** Opening EXERCISE MATERIALS block **

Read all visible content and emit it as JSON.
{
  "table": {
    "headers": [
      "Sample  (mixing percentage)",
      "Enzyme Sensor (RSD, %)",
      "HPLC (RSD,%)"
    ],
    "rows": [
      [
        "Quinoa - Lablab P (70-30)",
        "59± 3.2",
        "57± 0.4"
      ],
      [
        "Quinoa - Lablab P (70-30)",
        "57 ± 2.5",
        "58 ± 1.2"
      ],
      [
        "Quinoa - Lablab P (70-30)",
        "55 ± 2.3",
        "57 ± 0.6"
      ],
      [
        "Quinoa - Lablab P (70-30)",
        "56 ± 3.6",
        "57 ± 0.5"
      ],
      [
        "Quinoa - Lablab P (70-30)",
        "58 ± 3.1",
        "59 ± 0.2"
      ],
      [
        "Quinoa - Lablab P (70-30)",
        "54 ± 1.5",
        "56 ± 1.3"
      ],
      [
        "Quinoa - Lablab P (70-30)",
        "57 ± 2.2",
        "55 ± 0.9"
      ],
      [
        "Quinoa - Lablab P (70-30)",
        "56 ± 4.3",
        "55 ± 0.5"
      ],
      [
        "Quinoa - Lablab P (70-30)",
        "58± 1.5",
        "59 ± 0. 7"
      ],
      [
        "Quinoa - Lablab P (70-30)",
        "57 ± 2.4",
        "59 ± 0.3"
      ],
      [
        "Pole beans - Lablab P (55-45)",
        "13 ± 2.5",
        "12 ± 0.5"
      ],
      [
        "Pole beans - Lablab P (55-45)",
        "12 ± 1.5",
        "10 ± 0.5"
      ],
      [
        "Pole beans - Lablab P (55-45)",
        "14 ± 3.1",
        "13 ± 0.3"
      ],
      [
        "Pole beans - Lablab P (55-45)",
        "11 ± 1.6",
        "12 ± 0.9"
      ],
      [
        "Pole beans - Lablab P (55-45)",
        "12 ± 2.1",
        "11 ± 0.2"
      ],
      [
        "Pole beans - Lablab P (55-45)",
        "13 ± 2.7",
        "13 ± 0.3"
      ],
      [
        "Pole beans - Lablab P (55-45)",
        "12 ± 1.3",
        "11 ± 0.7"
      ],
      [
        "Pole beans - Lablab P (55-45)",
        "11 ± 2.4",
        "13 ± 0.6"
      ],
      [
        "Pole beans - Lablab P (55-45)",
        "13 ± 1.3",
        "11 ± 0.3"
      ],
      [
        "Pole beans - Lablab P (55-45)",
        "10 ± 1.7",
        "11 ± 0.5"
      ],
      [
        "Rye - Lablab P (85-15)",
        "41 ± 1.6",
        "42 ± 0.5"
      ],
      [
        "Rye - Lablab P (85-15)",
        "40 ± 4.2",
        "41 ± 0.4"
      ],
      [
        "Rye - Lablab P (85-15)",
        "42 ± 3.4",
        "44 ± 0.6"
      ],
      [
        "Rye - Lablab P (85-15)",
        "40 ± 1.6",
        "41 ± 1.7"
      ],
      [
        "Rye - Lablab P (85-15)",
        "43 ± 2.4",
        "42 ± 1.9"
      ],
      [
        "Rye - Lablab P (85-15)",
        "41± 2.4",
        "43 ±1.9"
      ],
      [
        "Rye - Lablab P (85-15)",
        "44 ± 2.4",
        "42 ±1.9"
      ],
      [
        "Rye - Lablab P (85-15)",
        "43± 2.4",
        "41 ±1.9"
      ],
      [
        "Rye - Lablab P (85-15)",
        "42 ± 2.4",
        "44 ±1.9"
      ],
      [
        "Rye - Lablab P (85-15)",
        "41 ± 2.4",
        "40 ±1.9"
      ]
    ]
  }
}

** Closing EXERCISE MATERIALS block **

### EXERCISE
All records are to be restated exactly, from the first line to the last line.

### FINISHED TASK
Read all visible content and emit it as JSON.
{
  "table": {
    "headers": [
      "Sample  (mixing percentage)",
      "Enzyme Sensor (RSD, %)",
      "HPLC (RSD,%)"
    ],
    "rows": [
      [
        "Quinoa - Lablab P (70-30)",
        "59± 3.2",
        "57± 0.4"
      ],
      [
        "Quinoa - Lablab P (70-30)",
        "57 ± 2.5",
        "58 ± 1.2"
      ],
      [
        "Quinoa - Lablab P (70-30)",
        "55 ± 2.3",
        "57 ± 0.6"
      ],
      [
        "Quinoa - Lablab P (70-30)",
        "56 ± 3.6",
        "57 ± 0.5"
      ],
      [
        "Quinoa - Lablab P (70-30)",
        "58 ± 3.1",
        "59 ± 0.2"
      ],
      [
        "Quinoa - Lablab P (70-30)",
        "54 ± 1.5",
        "56 ± 1.3"
      ],
      [
        "Quinoa - Lablab P (70-30)",
        "57 ± 2.2",
        "55 ± 0.9"
      ],
      [
        "Quinoa - Lablab P (70-30)",
        "56 ± 4.3",
        "55 ± 0.5"
      ],
      [
        "Quinoa - Lablab P (70-30)",
        "58± 1.5",
        "59 ± 0. 7"
      ],
      [
        "Quinoa - Lablab P (70-30)",
        "57 ± 2.4",
        "59 ± 0.3"
      ],
      [
        "Pole beans - Lablab P (55-45)",
        "13 ± 2.5",
        "12 ± 0.5"
      ],
      [
        "Pole beans - Lablab P (55-45)",
        "12 ± 1.5",
        "10 ± 0.5"
      ],
      [
        "Pole beans - Lablab P (55-45)",
        "14 ± 3.1",
        "13 ± 0.3"
      ],
      [
        "Pole beans - Lablab P (55-45)",
        "11 ± 1.6",
        "12 ± 0.9"
      ],
      [
        "Pole beans - Lablab P (55-45)",
        "12 ± 2.1",
        "11 ± 0.2"
      ],
      [
        "Pole beans - Lablab P (55-45)",
        "13 ± 2.7",
        "13 ± 0.3"
      ],
      [
        "Pole beans - Lablab P (55-45)",
        "12 ± 1.3",
        "11 ± 0.7"
      ],
      [
        "Pole beans - Lablab P (55-45)",
        "11 ± 2.4",
        "13 ± 0.6"
      ],
      [
        "Pole beans - Lablab P (55-45)",
        "13 ± 1.3",
        "11 ± 0.3"
      ],
      [
        "Pole beans - Lablab P (55-45)",
        "10 ± 1.7",
        "11 ± 0.5"
      ],
      [
        "Rye - Lablab P (85-15)",
        "41 ± 1.6",
        "42 ± 0.5"
      ],
      [
        "Rye - Lablab P (85-15)",
        "40 ± 4.2",
        "41 ± 0.4"
      ],
      [
        "Rye - Lablab P (85-15)",
        "42 ± 3.4",
        "44 ± 0.6"
      ],
      [
        "Rye - Lablab P (85-15)",
        "40 ± 1.6",
        "41 ± 1.7"
      ],
      [
        "Rye - Lablab P (85-15)",
        "43 ± 2.4",
        "42 ± 1.9"
      ],
      [
        "Rye - Lablab P (85-15)",
        "41± 2.4",
        "43 ±1.9"
      ],
      [
        "Rye - Lablab P (85-15)",
        "44 ± 2.4",
        "42 ±1.9"
      ],
      [
        "Rye - Lablab P (85-15)",
        "43± 2.4",
        "41 ±1.9"
      ],
      [
        "Rye - Lablab P (85-15)",
        "42 ± 2.4",
        "44 ±1.9"
      ],
      [
        "Rye - Lablab P (85-15)",
        "41 ± 2.4",
        "40 ±1.9"
      ]
    ]
  }
}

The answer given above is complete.